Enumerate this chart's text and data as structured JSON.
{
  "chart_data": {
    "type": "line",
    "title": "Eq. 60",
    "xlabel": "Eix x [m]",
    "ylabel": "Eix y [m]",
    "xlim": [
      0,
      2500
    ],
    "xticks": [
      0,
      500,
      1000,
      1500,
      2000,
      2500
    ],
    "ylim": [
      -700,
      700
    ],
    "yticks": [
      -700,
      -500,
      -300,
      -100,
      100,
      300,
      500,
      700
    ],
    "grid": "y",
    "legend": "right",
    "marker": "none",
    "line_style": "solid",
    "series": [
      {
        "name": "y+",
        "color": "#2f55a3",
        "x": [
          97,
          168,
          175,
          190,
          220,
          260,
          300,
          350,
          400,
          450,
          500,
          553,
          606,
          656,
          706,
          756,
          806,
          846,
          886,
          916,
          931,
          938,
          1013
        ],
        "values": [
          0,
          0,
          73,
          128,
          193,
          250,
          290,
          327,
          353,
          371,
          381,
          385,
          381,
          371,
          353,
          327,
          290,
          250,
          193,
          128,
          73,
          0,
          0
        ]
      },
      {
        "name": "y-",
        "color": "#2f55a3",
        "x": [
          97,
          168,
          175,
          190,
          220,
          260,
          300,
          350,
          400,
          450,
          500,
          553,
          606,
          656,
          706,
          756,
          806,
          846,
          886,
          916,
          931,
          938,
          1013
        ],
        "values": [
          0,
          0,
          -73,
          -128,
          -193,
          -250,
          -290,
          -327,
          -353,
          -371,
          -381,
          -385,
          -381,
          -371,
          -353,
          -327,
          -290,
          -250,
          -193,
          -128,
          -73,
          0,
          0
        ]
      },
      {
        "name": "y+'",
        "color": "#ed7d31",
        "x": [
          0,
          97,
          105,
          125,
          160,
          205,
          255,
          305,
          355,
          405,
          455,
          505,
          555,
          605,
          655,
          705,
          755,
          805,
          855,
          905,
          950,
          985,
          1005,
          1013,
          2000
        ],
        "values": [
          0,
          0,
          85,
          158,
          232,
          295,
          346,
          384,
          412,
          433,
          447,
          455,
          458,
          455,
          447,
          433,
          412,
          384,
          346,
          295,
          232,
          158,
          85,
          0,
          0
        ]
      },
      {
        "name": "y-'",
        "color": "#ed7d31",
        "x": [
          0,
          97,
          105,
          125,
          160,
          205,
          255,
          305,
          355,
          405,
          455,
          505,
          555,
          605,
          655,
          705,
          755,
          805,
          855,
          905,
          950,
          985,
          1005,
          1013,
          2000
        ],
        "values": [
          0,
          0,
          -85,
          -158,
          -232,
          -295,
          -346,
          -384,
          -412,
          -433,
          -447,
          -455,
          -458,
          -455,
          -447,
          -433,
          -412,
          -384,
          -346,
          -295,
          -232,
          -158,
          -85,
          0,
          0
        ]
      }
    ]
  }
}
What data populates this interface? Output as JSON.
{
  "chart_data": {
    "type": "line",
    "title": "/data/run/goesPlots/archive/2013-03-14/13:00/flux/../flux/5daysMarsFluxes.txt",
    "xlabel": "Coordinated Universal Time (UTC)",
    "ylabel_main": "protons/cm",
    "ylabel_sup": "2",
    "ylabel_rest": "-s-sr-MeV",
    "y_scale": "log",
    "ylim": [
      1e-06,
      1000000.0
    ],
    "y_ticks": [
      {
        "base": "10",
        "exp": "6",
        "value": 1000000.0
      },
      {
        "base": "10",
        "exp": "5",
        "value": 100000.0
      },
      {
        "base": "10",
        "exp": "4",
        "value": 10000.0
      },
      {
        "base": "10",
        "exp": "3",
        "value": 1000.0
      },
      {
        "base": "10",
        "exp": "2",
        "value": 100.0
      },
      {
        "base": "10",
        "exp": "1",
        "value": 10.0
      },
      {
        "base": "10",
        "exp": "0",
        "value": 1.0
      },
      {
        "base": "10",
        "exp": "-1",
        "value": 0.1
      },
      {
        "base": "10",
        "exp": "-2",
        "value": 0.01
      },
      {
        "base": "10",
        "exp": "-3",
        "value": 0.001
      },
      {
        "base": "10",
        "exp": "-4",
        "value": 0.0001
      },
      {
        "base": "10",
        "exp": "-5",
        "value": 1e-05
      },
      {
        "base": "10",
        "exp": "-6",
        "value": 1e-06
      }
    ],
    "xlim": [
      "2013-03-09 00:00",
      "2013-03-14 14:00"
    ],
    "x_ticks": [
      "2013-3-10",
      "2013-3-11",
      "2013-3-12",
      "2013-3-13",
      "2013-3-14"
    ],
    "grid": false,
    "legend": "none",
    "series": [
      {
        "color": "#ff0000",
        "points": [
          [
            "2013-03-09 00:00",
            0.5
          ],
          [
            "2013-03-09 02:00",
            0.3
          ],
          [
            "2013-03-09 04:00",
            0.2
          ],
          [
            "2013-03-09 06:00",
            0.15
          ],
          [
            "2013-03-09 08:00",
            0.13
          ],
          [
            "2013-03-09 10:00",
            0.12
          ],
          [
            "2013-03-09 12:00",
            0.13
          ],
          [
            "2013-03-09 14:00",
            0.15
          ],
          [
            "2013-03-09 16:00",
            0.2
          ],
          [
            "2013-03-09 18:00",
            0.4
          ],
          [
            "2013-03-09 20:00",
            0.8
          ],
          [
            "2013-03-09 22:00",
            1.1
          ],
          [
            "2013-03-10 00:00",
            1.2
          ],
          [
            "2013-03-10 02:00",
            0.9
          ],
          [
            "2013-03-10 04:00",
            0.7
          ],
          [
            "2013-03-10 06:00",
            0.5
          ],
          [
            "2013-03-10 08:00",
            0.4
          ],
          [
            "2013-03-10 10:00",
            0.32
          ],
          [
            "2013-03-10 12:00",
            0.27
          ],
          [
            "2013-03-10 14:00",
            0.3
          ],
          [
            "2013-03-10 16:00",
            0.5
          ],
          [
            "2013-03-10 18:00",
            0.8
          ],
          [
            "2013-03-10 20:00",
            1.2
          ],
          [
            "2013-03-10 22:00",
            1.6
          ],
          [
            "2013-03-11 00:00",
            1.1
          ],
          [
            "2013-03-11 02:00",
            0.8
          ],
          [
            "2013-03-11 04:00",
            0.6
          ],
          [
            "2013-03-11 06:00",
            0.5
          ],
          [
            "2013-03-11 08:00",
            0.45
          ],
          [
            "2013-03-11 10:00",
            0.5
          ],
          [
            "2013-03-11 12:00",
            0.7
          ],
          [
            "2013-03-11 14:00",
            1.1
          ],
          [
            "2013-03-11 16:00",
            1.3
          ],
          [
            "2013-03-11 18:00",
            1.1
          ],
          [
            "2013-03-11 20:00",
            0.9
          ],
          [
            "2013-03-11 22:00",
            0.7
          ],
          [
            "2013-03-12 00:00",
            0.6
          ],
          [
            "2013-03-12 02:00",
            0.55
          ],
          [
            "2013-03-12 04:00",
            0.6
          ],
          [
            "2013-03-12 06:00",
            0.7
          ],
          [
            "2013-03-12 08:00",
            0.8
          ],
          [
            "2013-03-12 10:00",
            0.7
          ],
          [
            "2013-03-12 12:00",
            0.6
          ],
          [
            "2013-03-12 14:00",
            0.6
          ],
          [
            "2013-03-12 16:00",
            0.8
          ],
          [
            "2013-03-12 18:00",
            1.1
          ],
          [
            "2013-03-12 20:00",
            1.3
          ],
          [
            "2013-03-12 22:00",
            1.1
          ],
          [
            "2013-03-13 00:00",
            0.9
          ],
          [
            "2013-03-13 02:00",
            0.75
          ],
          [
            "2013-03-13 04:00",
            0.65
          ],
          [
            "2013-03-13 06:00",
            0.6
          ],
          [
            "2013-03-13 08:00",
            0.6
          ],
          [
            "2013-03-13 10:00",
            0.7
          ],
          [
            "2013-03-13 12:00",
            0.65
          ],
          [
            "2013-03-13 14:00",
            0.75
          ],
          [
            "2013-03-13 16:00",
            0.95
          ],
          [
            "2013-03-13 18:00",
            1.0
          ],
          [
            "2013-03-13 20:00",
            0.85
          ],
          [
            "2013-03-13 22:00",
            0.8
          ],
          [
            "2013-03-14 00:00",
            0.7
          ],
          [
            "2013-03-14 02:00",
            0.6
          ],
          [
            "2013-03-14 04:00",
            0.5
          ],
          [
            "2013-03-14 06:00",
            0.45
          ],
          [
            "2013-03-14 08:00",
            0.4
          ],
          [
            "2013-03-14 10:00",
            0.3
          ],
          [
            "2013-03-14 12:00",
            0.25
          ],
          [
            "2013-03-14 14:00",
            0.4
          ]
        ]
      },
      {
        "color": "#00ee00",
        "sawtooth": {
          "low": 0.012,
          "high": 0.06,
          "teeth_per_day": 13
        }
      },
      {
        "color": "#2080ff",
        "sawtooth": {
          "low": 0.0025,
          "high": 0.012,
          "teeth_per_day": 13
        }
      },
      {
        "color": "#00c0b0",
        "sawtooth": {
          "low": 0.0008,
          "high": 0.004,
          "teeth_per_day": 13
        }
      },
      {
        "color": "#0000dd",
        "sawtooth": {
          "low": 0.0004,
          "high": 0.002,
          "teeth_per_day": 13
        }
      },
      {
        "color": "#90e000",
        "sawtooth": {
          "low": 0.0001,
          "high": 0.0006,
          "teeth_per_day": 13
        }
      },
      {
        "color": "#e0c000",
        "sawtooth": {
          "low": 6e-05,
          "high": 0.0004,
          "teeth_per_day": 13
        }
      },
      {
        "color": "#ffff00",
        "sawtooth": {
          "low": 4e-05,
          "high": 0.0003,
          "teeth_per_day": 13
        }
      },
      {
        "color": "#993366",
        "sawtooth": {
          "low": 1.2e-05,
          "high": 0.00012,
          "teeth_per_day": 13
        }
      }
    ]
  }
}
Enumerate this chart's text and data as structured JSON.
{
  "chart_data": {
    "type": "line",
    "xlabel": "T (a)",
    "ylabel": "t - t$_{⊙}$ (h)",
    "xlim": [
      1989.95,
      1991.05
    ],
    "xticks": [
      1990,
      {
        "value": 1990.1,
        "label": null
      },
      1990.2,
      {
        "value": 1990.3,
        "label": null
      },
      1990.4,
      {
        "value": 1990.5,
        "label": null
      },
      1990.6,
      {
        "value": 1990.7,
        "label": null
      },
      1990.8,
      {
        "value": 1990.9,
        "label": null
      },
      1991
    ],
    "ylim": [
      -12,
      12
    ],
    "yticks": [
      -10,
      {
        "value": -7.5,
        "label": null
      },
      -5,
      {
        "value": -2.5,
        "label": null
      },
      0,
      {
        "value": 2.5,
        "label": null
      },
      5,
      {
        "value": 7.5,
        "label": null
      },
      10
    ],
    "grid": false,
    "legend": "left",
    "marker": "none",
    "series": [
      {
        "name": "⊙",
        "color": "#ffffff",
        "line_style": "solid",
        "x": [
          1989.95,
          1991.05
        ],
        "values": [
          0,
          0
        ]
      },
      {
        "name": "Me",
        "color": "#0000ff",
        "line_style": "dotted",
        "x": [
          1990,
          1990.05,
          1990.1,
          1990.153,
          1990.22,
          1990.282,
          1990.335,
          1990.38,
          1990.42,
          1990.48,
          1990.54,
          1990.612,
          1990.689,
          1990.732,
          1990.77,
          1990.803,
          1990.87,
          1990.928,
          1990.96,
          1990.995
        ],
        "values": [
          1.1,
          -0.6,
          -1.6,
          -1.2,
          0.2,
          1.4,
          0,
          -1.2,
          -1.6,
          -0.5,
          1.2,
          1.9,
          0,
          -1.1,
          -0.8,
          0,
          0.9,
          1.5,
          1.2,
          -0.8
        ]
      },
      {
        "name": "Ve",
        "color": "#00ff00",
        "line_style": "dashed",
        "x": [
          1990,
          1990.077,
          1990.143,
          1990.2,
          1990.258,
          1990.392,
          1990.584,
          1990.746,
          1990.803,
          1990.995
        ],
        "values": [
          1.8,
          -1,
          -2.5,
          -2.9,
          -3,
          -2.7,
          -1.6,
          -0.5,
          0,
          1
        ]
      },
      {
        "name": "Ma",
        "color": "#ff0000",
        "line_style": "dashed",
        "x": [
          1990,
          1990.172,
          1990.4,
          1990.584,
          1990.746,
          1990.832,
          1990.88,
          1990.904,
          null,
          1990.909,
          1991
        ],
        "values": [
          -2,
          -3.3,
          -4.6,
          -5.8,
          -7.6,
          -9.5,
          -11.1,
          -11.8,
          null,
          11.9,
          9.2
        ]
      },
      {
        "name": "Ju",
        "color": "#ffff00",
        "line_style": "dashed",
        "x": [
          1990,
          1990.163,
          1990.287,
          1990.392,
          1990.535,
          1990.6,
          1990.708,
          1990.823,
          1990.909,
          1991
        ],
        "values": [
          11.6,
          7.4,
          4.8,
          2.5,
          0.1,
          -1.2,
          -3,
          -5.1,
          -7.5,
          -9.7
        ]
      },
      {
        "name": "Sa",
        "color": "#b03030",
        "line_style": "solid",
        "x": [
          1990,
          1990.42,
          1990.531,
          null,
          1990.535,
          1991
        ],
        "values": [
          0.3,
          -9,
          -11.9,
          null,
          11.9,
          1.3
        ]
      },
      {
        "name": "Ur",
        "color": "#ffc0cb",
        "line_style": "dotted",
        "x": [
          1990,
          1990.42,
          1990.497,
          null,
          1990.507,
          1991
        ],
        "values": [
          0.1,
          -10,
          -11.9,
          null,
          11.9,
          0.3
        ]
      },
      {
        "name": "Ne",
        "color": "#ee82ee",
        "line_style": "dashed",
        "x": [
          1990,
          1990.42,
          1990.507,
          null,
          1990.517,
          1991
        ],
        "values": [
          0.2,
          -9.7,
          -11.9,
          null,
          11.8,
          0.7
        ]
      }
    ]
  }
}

::::::::

▸ INSTRUCTIONS FOR THE TASK:
Where does the word "legend" appear in the listing? List each line that holds it.

▸ THE ANSWER:
    "legend": "right",
    "legend": "none",
    "legend": "left",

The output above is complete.